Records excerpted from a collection
►

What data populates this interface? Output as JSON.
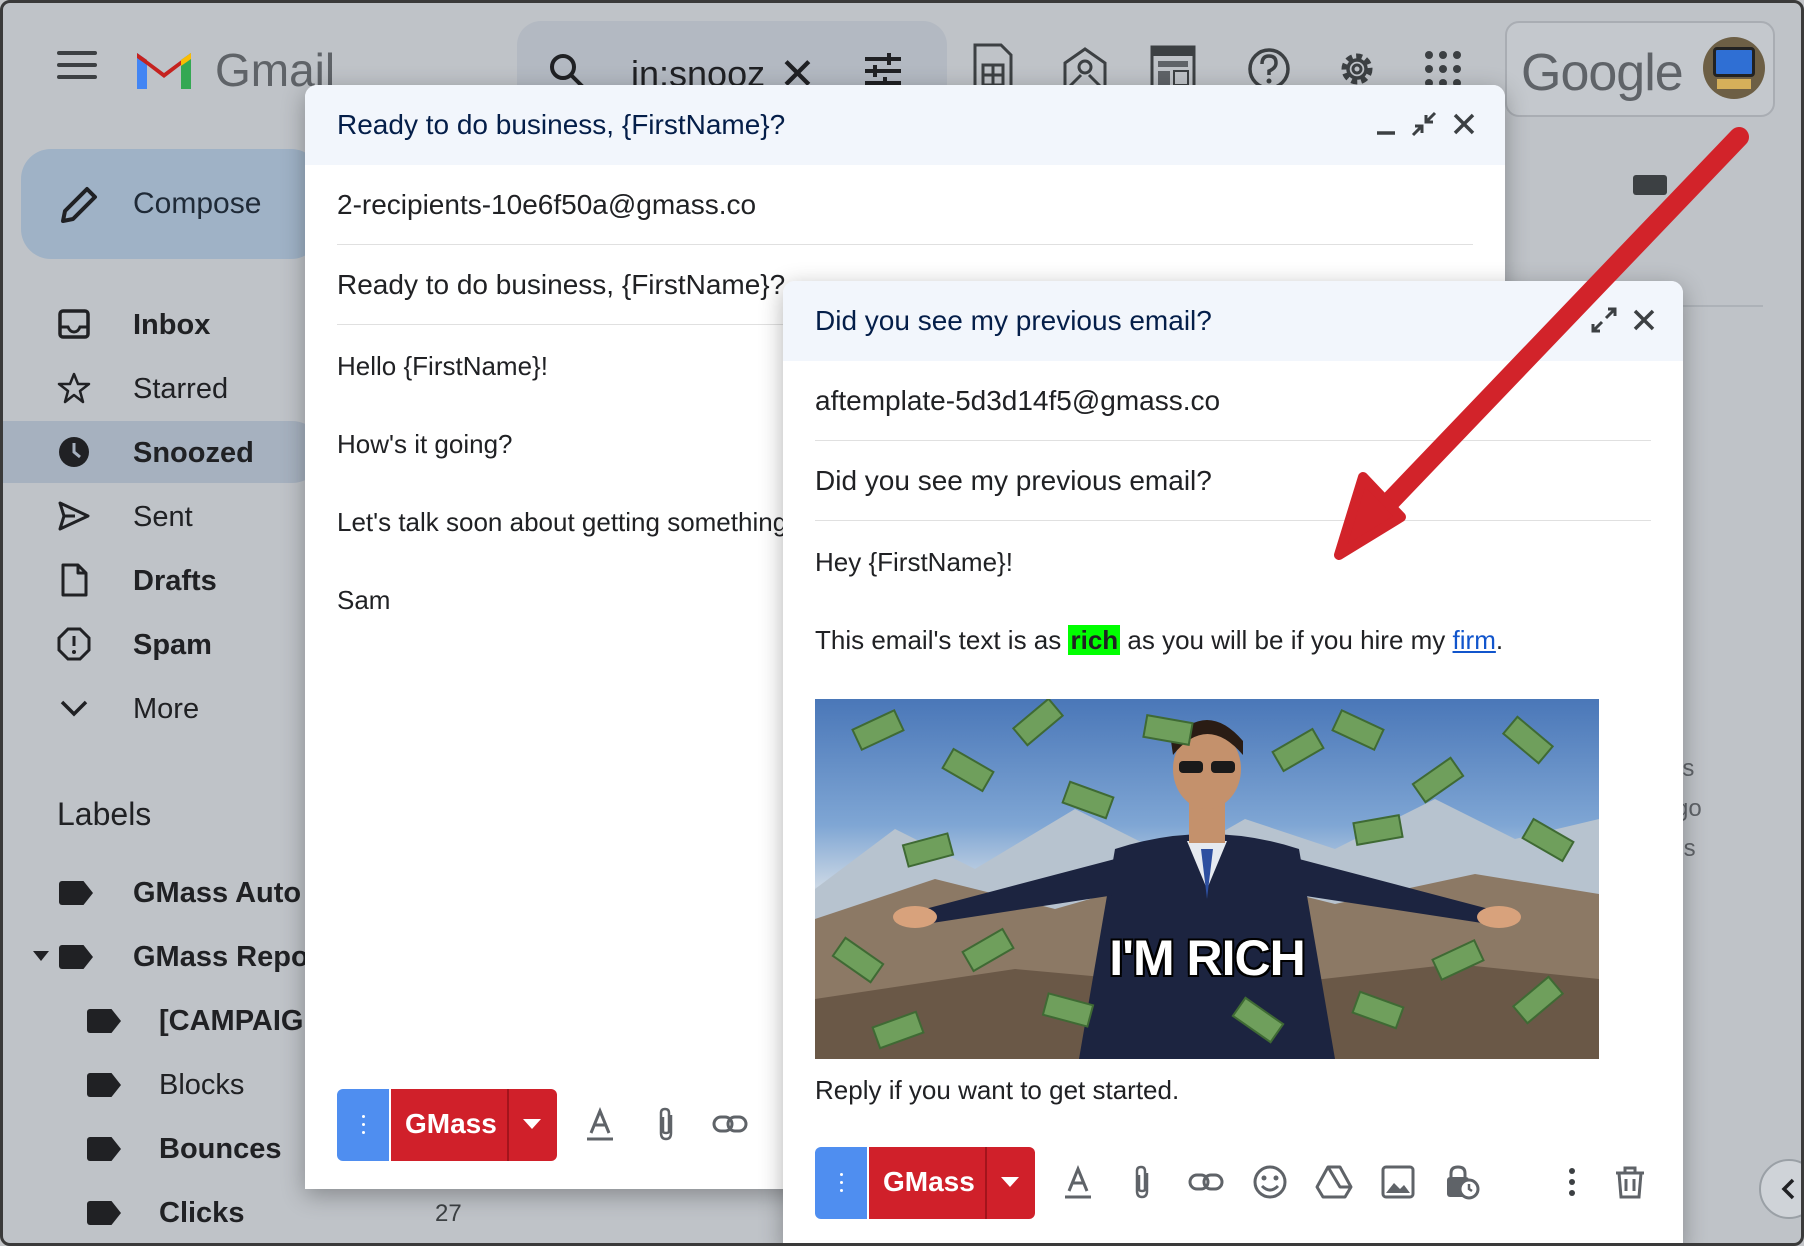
{
  "app": {
    "name": "Gmail",
    "account_brand": "Google"
  },
  "search": {
    "query": "in:snooz"
  },
  "nav": {
    "compose_label": "Compose",
    "items": [
      {
        "label": "Inbox",
        "bold": true
      },
      {
        "label": "Starred",
        "bold": false
      },
      {
        "label": "Snoozed",
        "bold": true,
        "active": true
      },
      {
        "label": "Sent",
        "bold": false
      },
      {
        "label": "Drafts",
        "bold": true
      },
      {
        "label": "Spam",
        "bold": true
      },
      {
        "label": "More",
        "bold": false
      }
    ]
  },
  "labels": {
    "title": "Labels",
    "items": [
      {
        "label": "GMass Auto",
        "bold": true
      },
      {
        "label": "GMass Repo",
        "bold": true
      },
      {
        "label": "[CAMPAIG",
        "bold": true
      },
      {
        "label": "Blocks",
        "bold": false
      },
      {
        "label": "Bounces",
        "bold": true
      },
      {
        "label": "Clicks",
        "bold": true,
        "count": "27"
      }
    ]
  },
  "background_fragments": [
    "es",
    "go",
    "ils"
  ],
  "draft1": {
    "header_title": "Ready to do business, {FirstName}?",
    "to": "2-recipients-10e6f50a@gmass.co",
    "subject": "Ready to do business, {FirstName}?",
    "body": [
      "Hello {FirstName}!",
      "How's it going?",
      "Let's talk soon about getting something",
      "Sam"
    ],
    "gmass_label": "GMass"
  },
  "draft2": {
    "header_title": "Did you see my previous email?",
    "to": "aftemplate-5d3d14f5@gmass.co",
    "subject": "Did you see my previous email?",
    "greeting": "Hey {FirstName}!",
    "line_prefix": "This email's text is as ",
    "line_highlight": "rich",
    "line_middle": " as you will be if you hire my ",
    "line_link": "firm",
    "line_suffix": ".",
    "image_caption": "I'M RICH",
    "closing": "Reply if you want to get started.",
    "gmass_label": "GMass"
  },
  "colors": {
    "annotation_arrow": "#d2232a",
    "gmass_red": "#d0202a",
    "toolbar_blue": "#4f8ef0",
    "highlight": "#00ff00"
  }
}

◄

Aim =>
Using the records above, select and copy every line that has the word "business".

Complete response =>
    "header_title": "Ready to do business, {FirstName}?",
    "subject": "Ready to do business, {FirstName}?",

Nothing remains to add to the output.